**Given task**
Without the pictures, reproduce the records that follow exactly.

**Exercise data**
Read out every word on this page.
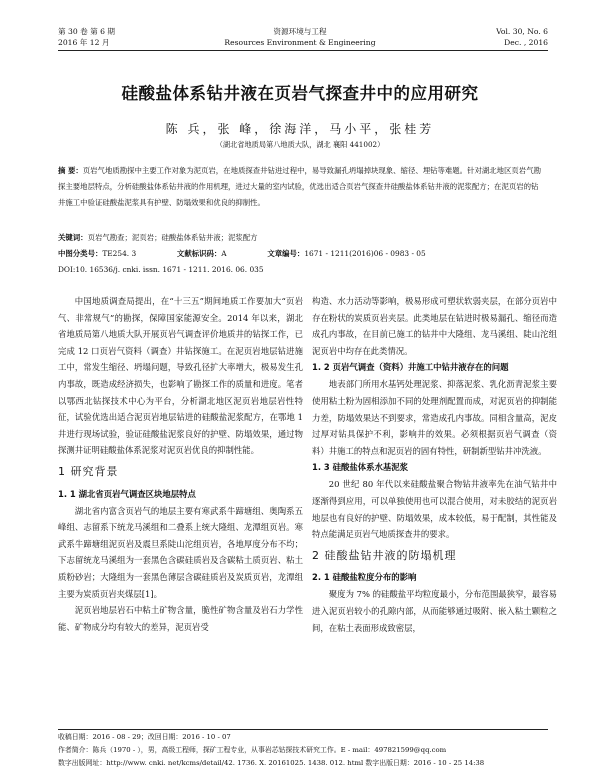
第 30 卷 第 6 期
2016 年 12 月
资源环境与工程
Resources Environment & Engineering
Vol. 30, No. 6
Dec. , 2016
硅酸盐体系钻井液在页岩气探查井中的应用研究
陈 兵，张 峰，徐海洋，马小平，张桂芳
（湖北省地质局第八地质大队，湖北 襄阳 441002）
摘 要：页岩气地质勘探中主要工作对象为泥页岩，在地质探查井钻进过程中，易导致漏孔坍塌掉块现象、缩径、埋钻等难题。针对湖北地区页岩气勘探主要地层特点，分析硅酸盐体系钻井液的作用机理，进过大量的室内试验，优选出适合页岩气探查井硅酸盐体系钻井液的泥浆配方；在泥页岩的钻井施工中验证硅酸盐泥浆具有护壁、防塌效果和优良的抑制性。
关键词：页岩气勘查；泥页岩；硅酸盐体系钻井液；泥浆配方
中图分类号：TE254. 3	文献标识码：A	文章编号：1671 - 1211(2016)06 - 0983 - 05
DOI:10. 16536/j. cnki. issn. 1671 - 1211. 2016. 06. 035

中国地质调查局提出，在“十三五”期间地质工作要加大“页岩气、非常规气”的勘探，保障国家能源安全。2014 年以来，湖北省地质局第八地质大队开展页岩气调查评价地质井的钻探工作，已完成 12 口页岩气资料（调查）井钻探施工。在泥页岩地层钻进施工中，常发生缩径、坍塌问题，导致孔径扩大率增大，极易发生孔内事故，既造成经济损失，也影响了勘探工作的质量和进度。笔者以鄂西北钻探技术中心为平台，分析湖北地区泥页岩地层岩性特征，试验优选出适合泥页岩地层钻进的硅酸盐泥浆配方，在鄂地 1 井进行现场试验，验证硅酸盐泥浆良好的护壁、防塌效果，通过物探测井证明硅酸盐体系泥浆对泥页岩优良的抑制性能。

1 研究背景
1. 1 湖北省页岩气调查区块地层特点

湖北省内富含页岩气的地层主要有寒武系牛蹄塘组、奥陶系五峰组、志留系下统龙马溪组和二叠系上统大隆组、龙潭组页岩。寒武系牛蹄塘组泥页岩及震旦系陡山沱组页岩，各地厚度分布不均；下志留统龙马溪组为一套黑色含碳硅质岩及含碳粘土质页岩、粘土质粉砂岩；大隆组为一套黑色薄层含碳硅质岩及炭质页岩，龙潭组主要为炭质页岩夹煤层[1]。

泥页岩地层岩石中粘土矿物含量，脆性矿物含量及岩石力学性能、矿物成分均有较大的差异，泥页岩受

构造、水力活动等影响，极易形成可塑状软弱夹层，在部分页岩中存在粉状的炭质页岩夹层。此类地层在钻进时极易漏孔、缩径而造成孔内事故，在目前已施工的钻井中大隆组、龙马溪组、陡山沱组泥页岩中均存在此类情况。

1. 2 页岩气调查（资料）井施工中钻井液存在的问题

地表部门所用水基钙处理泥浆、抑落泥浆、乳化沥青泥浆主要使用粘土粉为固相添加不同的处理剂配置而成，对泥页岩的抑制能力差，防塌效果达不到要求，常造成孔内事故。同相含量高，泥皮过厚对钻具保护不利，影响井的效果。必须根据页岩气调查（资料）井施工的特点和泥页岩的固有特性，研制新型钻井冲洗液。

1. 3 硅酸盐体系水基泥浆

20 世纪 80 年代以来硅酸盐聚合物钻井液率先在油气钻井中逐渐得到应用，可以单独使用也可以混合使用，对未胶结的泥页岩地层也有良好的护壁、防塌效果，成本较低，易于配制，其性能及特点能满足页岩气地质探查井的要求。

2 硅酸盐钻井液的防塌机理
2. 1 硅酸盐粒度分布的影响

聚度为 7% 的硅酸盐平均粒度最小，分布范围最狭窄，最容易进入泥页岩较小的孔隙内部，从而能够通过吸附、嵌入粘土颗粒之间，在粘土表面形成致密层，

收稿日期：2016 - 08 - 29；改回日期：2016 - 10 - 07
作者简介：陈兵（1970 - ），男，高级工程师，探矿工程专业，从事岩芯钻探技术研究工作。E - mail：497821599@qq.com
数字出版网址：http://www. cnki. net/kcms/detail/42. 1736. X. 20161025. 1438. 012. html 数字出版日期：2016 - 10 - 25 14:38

**Exercise output**
Read out every word on this page.
第 30 卷 第 6 期
2016 年 12 月
资源环境与工程
Resources Environment & Engineering
Vol. 30, No. 6
Dec. , 2016
硅酸盐体系钻井液在页岩气探查井中的应用研究
陈 兵，张 峰，徐海洋，马小平，张桂芳
（湖北省地质局第八地质大队，湖北 襄阳 441002）
摘 要：页岩气地质勘探中主要工作对象为泥页岩，在地质探查井钻进过程中，易导致漏孔坍塌掉块现象、缩径、埋钻等难题。针对湖北地区页岩气勘探主要地层特点，分析硅酸盐体系钻井液的作用机理，进过大量的室内试验，优选出适合页岩气探查井硅酸盐体系钻井液的泥浆配方；在泥页岩的钻井施工中验证硅酸盐泥浆具有护壁、防塌效果和优良的抑制性。
关键词：页岩气勘查；泥页岩；硅酸盐体系钻井液；泥浆配方
中图分类号：TE254. 3	文献标识码：A	文章编号：1671 - 1211(2016)06 - 0983 - 05
DOI:10. 16536/j. cnki. issn. 1671 - 1211. 2016. 06. 035

中国地质调查局提出，在“十三五”期间地质工作要加大“页岩气、非常规气”的勘探，保障国家能源安全。2014 年以来，湖北省地质局第八地质大队开展页岩气调查评价地质井的钻探工作，已完成 12 口页岩气资料（调查）井钻探施工。在泥页岩地层钻进施工中，常发生缩径、坍塌问题，导致孔径扩大率增大，极易发生孔内事故，既造成经济损失，也影响了勘探工作的质量和进度。笔者以鄂西北钻探技术中心为平台，分析湖北地区泥页岩地层岩性特征，试验优选出适合泥页岩地层钻进的硅酸盐泥浆配方，在鄂地 1 井进行现场试验，验证硅酸盐泥浆良好的护壁、防塌效果，通过物探测井证明硅酸盐体系泥浆对泥页岩优良的抑制性能。

1 研究背景
1. 1 湖北省页岩气调查区块地层特点

湖北省内富含页岩气的地层主要有寒武系牛蹄塘组、奥陶系五峰组、志留系下统龙马溪组和二叠系上统大隆组、龙潭组页岩。寒武系牛蹄塘组泥页岩及震旦系陡山沱组页岩，各地厚度分布不均；下志留统龙马溪组为一套黑色含碳硅质岩及含碳粘土质页岩、粘土质粉砂岩；大隆组为一套黑色薄层含碳硅质岩及炭质页岩，龙潭组主要为炭质页岩夹煤层[1]。

泥页岩地层岩石中粘土矿物含量，脆性矿物含量及岩石力学性能、矿物成分均有较大的差异，泥页岩受

构造、水力活动等影响，极易形成可塑状软弱夹层，在部分页岩中存在粉状的炭质页岩夹层。此类地层在钻进时极易漏孔、缩径而造成孔内事故，在目前已施工的钻井中大隆组、龙马溪组、陡山沱组泥页岩中均存在此类情况。

1. 2 页岩气调查（资料）井施工中钻井液存在的问题

地表部门所用水基钙处理泥浆、抑落泥浆、乳化沥青泥浆主要使用粘土粉为固相添加不同的处理剂配置而成，对泥页岩的抑制能力差，防塌效果达不到要求，常造成孔内事故。同相含量高，泥皮过厚对钻具保护不利，影响井的效果。必须根据页岩气调查（资料）井施工的特点和泥页岩的固有特性，研制新型钻井冲洗液。

1. 3 硅酸盐体系水基泥浆

20 世纪 80 年代以来硅酸盐聚合物钻井液率先在油气钻井中逐渐得到应用，可以单独使用也可以混合使用，对未胶结的泥页岩地层也有良好的护壁、防塌效果，成本较低，易于配制，其性能及特点能满足页岩气地质探查井的要求。

2 硅酸盐钻井液的防塌机理
2. 1 硅酸盐粒度分布的影响

聚度为 7% 的硅酸盐平均粒度最小，分布范围最狭窄，最容易进入泥页岩较小的孔隙内部，从而能够通过吸附、嵌入粘土颗粒之间，在粘土表面形成致密层，

收稿日期：2016 - 08 - 29；改回日期：2016 - 10 - 07
作者简介：陈兵（1970 - ），男，高级工程师，探矿工程专业，从事岩芯钻探技术研究工作。E - mail：497821599@qq.com
数字出版网址：http://www. cnki. net/kcms/detail/42. 1736. X. 20161025. 1438. 012. html 数字出版日期：2016 - 10 - 25 14:38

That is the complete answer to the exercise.